→ **Exercise task**
Copy out each line that mentions the word "tiered".

───── Extracted records ─────

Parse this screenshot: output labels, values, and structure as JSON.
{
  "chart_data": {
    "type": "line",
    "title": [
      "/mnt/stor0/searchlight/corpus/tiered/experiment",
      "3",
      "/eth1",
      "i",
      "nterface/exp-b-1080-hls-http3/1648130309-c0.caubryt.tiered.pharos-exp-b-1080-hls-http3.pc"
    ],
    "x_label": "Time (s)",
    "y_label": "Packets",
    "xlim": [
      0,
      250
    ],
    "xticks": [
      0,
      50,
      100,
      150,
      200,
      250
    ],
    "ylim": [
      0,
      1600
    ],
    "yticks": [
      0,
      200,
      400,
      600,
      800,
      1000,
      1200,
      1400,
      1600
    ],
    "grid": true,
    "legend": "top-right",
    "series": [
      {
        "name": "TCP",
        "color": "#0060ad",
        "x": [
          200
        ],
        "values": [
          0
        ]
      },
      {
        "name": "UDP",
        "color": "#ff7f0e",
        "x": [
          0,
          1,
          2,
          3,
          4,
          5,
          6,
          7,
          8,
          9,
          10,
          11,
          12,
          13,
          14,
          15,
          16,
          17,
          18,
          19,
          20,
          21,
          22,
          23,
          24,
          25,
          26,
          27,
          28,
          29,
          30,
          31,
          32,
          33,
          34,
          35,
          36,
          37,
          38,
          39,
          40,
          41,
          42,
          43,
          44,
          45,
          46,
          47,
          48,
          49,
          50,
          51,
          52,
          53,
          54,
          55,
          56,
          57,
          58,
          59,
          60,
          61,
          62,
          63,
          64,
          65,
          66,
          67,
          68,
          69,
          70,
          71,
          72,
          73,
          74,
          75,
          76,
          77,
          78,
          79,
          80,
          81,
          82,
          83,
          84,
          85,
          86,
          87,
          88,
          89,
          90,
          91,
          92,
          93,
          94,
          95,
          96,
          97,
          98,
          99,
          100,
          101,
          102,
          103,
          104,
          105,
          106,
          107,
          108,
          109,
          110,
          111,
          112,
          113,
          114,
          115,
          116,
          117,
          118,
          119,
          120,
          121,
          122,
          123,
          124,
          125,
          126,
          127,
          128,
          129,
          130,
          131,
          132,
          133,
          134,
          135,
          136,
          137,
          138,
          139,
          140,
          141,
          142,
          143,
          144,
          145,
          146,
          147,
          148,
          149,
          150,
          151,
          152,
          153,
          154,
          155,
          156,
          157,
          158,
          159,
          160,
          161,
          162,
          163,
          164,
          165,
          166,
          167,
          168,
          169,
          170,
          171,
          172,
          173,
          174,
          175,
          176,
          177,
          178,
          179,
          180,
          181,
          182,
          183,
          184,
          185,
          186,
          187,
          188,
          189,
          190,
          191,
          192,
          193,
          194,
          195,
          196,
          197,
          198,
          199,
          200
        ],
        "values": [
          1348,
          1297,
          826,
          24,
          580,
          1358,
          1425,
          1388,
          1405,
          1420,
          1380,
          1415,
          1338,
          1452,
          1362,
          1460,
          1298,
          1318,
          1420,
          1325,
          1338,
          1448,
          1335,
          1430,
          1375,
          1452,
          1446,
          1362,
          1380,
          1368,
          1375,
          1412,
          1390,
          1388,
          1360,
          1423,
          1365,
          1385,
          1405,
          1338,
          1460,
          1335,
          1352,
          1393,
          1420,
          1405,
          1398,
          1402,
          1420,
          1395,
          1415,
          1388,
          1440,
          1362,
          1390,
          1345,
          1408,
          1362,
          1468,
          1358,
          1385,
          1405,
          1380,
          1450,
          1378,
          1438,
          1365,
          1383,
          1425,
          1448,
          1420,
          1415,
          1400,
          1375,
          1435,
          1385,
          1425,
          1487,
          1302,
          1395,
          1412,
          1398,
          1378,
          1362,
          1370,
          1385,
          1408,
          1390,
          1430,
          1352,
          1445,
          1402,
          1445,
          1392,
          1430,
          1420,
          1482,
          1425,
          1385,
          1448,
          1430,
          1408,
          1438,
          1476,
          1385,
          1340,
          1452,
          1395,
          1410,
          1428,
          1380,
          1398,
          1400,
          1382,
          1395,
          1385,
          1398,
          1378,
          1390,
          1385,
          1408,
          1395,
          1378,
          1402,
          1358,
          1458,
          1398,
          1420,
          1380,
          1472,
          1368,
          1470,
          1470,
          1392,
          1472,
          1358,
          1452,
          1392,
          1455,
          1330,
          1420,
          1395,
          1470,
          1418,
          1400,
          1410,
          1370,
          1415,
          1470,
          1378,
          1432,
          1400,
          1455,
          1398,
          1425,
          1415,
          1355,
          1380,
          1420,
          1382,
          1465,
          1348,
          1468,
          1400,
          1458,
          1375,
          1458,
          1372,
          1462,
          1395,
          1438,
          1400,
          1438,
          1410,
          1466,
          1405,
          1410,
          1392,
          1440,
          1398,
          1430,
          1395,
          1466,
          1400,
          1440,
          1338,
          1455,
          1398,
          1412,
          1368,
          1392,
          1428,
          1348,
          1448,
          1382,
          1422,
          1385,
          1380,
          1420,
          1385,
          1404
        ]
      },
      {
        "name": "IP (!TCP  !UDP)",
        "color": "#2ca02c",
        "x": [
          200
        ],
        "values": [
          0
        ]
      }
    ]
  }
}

─────

→ **In response**
      "/mnt/stor0/searchlight/corpus/tiered/experiment",
      "nterface/exp-b-1080-hls-http3/1648130309-c0.caubryt.tiered.pharos-exp-b-1080-hls-http3.pc"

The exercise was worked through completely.